Identify all lines of the data containing the string "icon" and copy them.
— START —
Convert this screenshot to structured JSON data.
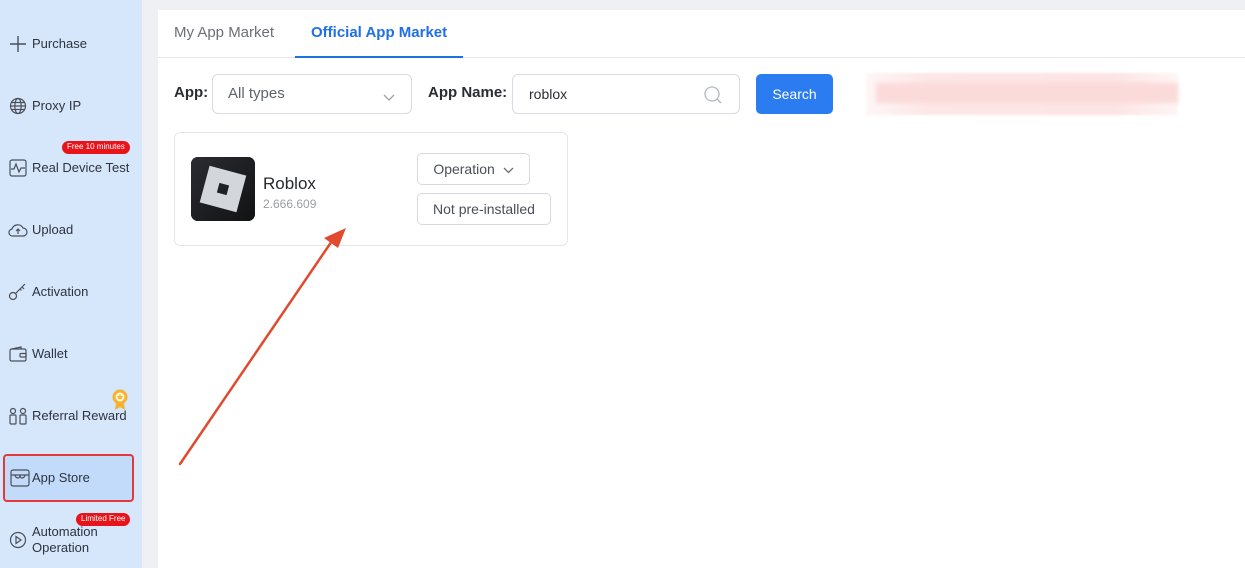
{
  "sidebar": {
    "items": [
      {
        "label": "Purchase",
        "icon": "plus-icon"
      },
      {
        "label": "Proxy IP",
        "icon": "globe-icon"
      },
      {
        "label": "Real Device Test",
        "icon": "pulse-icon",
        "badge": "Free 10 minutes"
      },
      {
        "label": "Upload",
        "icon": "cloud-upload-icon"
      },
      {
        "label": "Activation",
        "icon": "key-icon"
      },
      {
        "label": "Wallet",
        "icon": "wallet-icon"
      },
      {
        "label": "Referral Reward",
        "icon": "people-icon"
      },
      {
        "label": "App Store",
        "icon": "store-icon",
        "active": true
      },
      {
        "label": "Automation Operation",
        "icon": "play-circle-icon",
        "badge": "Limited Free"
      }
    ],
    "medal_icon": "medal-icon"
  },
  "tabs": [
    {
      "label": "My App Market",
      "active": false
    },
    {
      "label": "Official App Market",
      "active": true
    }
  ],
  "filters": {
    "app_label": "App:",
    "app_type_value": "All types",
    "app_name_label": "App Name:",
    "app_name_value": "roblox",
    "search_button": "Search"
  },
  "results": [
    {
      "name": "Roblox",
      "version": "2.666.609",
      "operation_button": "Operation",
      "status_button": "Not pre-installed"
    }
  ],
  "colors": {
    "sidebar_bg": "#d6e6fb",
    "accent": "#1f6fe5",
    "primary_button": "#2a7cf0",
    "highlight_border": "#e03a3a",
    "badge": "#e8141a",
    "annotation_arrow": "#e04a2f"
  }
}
— END —
## OUTPUT
        "icon": "plus-icon"
        "icon": "globe-icon"
        "icon": "pulse-icon",
        "icon": "cloud-upload-icon"
        "icon": "key-icon"
        "icon": "wallet-icon"
        "icon": "people-icon"
        "icon": "store-icon",
        "icon": "play-circle-icon",
    "medal_icon": "medal-icon"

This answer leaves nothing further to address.